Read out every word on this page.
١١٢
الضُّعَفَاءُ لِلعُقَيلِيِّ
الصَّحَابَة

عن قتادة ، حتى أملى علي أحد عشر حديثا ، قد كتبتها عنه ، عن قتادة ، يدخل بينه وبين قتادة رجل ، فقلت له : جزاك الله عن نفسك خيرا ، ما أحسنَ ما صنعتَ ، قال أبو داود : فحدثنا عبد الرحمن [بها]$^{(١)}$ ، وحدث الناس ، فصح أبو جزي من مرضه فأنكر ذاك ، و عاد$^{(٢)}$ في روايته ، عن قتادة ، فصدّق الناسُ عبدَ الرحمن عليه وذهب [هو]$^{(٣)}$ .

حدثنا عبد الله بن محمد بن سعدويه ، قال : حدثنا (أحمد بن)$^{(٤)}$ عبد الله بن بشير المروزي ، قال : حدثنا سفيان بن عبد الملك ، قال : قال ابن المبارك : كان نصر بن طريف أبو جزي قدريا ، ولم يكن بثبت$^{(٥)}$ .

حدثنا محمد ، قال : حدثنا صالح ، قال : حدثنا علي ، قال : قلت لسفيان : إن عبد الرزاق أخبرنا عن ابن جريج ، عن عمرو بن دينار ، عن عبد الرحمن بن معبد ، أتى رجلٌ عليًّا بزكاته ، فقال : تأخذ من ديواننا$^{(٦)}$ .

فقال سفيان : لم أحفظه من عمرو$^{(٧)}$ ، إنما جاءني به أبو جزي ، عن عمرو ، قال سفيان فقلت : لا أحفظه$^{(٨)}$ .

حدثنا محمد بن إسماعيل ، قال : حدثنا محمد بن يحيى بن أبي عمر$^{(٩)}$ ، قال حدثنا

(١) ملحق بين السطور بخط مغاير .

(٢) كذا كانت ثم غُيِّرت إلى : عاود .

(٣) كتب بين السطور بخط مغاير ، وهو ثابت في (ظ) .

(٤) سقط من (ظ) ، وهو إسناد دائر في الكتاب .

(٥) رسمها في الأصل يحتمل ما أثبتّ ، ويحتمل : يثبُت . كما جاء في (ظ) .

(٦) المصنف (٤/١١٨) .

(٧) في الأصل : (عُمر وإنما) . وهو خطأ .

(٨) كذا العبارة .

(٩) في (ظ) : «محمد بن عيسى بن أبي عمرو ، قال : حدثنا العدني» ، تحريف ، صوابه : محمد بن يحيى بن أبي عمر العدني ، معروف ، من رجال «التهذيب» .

# # #

All of the material must be reproduced exactly.

## Result of the exercise
Read out every word on this page.
١١٢
الضُّعَفَاءُ لِلعُقَيلِيِّ
الصَّحَابَة

عن قتادة ، حتى أملى علي أحد عشر حديثا ، قد كتبتها عنه ، عن قتادة ، يدخل بينه وبين قتادة رجل ، فقلت له : جزاك الله عن نفسك خيرا ، ما أحسنَ ما صنعتَ ، قال أبو داود : فحدثنا عبد الرحمن [بها]$^{(١)}$ ، وحدث الناس ، فصح أبو جزي من مرضه فأنكر ذاك ، و عاد$^{(٢)}$ في روايته ، عن قتادة ، فصدّق الناسُ عبدَ الرحمن عليه وذهب [هو]$^{(٣)}$ .

حدثنا عبد الله بن محمد بن سعدويه ، قال : حدثنا (أحمد بن)$^{(٤)}$ عبد الله بن بشير المروزي ، قال : حدثنا سفيان بن عبد الملك ، قال : قال ابن المبارك : كان نصر بن طريف أبو جزي قدريا ، ولم يكن بثبت$^{(٥)}$ .

حدثنا محمد ، قال : حدثنا صالح ، قال : حدثنا علي ، قال : قلت لسفيان : إن عبد الرزاق أخبرنا عن ابن جريج ، عن عمرو بن دينار ، عن عبد الرحمن بن معبد ، أتى رجلٌ عليًّا بزكاته ، فقال : تأخذ من ديواننا$^{(٦)}$ .

فقال سفيان : لم أحفظه من عمرو$^{(٧)}$ ، إنما جاءني به أبو جزي ، عن عمرو ، قال سفيان فقلت : لا أحفظه$^{(٨)}$ .

حدثنا محمد بن إسماعيل ، قال : حدثنا محمد بن يحيى بن أبي عمر$^{(٩)}$ ، قال حدثنا

(١) ملحق بين السطور بخط مغاير .

(٢) كذا كانت ثم غُيِّرت إلى : عاود .

(٣) كتب بين السطور بخط مغاير ، وهو ثابت في (ظ) .

(٤) سقط من (ظ) ، وهو إسناد دائر في الكتاب .

(٥) رسمها في الأصل يحتمل ما أثبتّ ، ويحتمل : يثبُت . كما جاء في (ظ) .

(٦) المصنف (٤/١١٨) .

(٧) في الأصل : (عُمر وإنما) . وهو خطأ .

(٨) كذا العبارة .

(٩) في (ظ) : «محمد بن عيسى بن أبي عمرو ، قال : حدثنا العدني» ، تحريف ، صوابه : محمد بن يحيى بن أبي عمر العدني ، معروف ، من رجال «التهذيب» .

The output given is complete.